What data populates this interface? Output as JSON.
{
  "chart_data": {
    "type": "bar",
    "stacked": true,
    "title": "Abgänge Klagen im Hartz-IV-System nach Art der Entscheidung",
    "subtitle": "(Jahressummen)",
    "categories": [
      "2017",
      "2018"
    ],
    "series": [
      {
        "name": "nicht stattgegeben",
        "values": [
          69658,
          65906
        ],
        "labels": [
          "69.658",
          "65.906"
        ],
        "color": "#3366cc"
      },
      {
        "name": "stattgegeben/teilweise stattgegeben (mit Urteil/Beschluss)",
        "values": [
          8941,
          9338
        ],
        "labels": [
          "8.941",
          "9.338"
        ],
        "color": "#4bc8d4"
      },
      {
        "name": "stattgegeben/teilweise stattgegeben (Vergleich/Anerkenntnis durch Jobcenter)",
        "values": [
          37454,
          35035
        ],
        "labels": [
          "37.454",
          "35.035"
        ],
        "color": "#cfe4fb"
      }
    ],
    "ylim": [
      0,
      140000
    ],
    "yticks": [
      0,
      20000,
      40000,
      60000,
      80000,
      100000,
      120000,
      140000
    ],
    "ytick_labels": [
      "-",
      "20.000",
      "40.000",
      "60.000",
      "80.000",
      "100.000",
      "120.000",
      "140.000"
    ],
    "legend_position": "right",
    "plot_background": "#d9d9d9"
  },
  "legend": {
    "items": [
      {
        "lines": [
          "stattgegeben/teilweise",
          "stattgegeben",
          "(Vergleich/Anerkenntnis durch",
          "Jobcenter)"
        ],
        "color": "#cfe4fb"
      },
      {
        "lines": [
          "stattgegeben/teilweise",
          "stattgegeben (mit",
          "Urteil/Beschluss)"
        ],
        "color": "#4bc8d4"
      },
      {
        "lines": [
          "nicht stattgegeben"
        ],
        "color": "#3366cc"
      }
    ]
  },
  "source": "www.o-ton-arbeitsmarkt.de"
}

■ CHALLENGE: Make an exact copy of all the data.

■ SOLUTION:
What data populates this interface? Output as JSON.
{
  "chart_data": {
    "type": "bar",
    "stacked": true,
    "title": "Abgänge Klagen im Hartz-IV-System nach Art der Entscheidung",
    "subtitle": "(Jahressummen)",
    "categories": [
      "2017",
      "2018"
    ],
    "series": [
      {
        "name": "nicht stattgegeben",
        "values": [
          69658,
          65906
        ],
        "labels": [
          "69.658",
          "65.906"
        ],
        "color": "#3366cc"
      },
      {
        "name": "stattgegeben/teilweise stattgegeben (mit Urteil/Beschluss)",
        "values": [
          8941,
          9338
        ],
        "labels": [
          "8.941",
          "9.338"
        ],
        "color": "#4bc8d4"
      },
      {
        "name": "stattgegeben/teilweise stattgegeben (Vergleich/Anerkenntnis durch Jobcenter)",
        "values": [
          37454,
          35035
        ],
        "labels": [
          "37.454",
          "35.035"
        ],
        "color": "#cfe4fb"
      }
    ],
    "ylim": [
      0,
      140000
    ],
    "yticks": [
      0,
      20000,
      40000,
      60000,
      80000,
      100000,
      120000,
      140000
    ],
    "ytick_labels": [
      "-",
      "20.000",
      "40.000",
      "60.000",
      "80.000",
      "100.000",
      "120.000",
      "140.000"
    ],
    "legend_position": "right",
    "plot_background": "#d9d9d9"
  },
  "legend": {
    "items": [
      {
        "lines": [
          "stattgegeben/teilweise",
          "stattgegeben",
          "(Vergleich/Anerkenntnis durch",
          "Jobcenter)"
        ],
        "color": "#cfe4fb"
      },
      {
        "lines": [
          "stattgegeben/teilweise",
          "stattgegeben (mit",
          "Urteil/Beschluss)"
        ],
        "color": "#4bc8d4"
      },
      {
        "lines": [
          "nicht stattgegeben"
        ],
        "color": "#3366cc"
      }
    ]
  },
  "source": "www.o-ton-arbeitsmarkt.de"
}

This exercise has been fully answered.